• **Aim of the exercise**: All of the material below is to be returned exactly.
************
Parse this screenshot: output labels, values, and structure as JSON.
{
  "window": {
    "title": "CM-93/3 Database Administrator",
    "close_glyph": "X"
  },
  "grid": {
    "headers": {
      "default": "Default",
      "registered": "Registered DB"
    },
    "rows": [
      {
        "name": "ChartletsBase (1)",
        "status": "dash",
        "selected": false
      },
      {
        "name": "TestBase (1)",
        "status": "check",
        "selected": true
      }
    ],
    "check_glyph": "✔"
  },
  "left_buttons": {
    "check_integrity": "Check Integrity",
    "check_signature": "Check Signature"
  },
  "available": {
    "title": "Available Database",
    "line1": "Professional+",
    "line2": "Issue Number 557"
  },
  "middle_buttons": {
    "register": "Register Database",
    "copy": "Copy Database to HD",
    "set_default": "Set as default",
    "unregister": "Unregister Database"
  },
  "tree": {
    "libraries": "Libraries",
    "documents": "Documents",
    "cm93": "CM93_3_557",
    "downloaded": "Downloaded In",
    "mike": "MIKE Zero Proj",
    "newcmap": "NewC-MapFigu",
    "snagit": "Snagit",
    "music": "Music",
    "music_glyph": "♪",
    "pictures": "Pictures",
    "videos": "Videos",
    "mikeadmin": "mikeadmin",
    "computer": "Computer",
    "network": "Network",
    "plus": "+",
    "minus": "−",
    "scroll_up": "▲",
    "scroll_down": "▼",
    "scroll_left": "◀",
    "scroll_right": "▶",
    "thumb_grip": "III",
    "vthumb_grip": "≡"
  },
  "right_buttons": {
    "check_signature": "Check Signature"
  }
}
************
• **Exercise answer**:
Parse this screenshot: output labels, values, and structure as JSON.
{
  "window": {
    "title": "CM-93/3 Database Administrator",
    "close_glyph": "X"
  },
  "grid": {
    "headers": {
      "default": "Default",
      "registered": "Registered DB"
    },
    "rows": [
      {
        "name": "ChartletsBase (1)",
        "status": "dash",
        "selected": false
      },
      {
        "name": "TestBase (1)",
        "status": "check",
        "selected": true
      }
    ],
    "check_glyph": "✔"
  },
  "left_buttons": {
    "check_integrity": "Check Integrity",
    "check_signature": "Check Signature"
  },
  "available": {
    "title": "Available Database",
    "line1": "Professional+",
    "line2": "Issue Number 557"
  },
  "middle_buttons": {
    "register": "Register Database",
    "copy": "Copy Database to HD",
    "set_default": "Set as default",
    "unregister": "Unregister Database"
  },
  "tree": {
    "libraries": "Libraries",
    "documents": "Documents",
    "cm93": "CM93_3_557",
    "downloaded": "Downloaded In",
    "mike": "MIKE Zero Proj",
    "newcmap": "NewC-MapFigu",
    "snagit": "Snagit",
    "music": "Music",
    "music_glyph": "♪",
    "pictures": "Pictures",
    "videos": "Videos",
    "mikeadmin": "mikeadmin",
    "computer": "Computer",
    "network": "Network",
    "plus": "+",
    "minus": "−",
    "scroll_up": "▲",
    "scroll_down": "▼",
    "scroll_left": "◀",
    "scroll_right": "▶",
    "thumb_grip": "III",
    "vthumb_grip": "≡"
  },
  "right_buttons": {
    "check_signature": "Check Signature"
  }
}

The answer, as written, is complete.